CHALLENGE: In the listing below, locate the lines bearing the word "那达慕节". Copy every one of them.

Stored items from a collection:
_ _ _ _ _

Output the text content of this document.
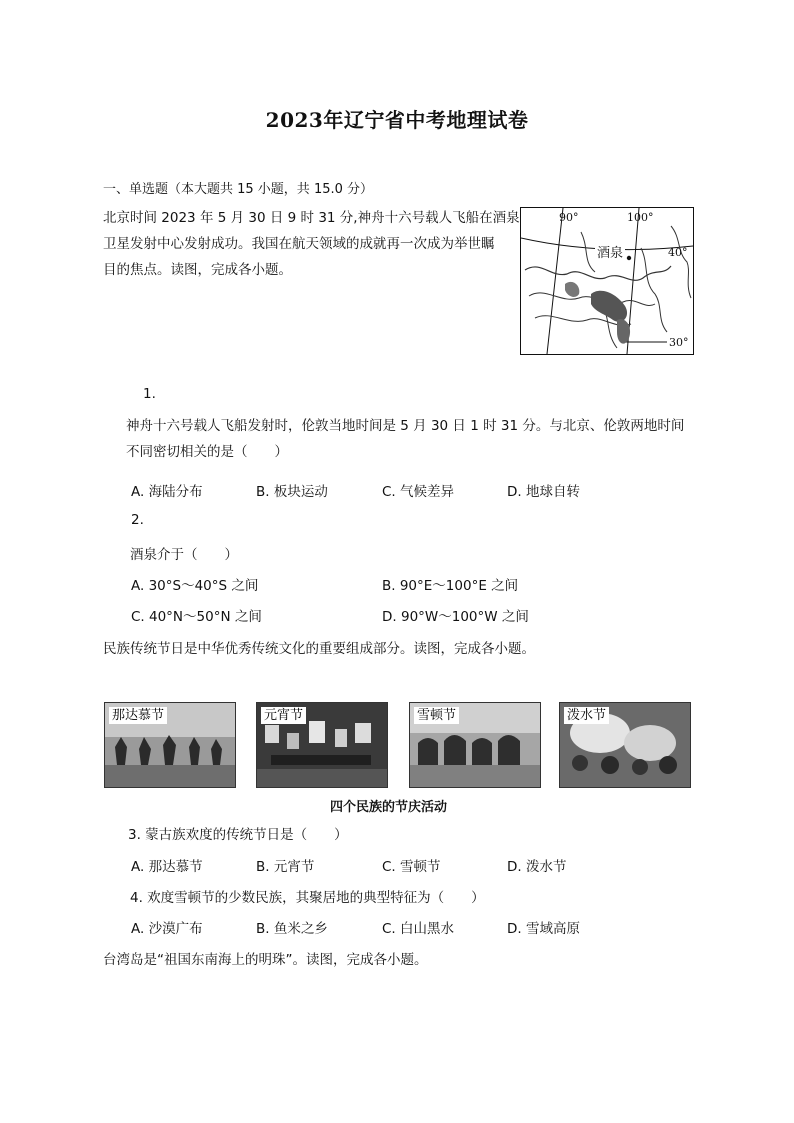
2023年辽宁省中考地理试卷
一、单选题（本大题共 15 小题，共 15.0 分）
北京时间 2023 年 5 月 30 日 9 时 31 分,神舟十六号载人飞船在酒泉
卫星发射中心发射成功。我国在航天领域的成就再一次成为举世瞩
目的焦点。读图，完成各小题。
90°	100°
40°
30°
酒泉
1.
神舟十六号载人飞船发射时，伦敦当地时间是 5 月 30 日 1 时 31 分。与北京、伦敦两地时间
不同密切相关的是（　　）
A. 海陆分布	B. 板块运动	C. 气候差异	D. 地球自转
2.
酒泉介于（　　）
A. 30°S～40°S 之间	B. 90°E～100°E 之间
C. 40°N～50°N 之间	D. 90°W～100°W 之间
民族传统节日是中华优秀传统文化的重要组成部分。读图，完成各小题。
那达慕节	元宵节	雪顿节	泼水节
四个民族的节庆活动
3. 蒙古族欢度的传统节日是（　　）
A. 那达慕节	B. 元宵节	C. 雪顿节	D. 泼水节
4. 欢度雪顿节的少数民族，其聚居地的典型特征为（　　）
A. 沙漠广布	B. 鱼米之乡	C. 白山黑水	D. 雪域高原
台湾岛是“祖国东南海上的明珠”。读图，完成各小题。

_ _ _ _ _

ANSWER BELOW:
那达慕节	元宵节	雪顿节	泼水节
A. 那达慕节	B. 元宵节	C. 雪顿节	D. 泼水节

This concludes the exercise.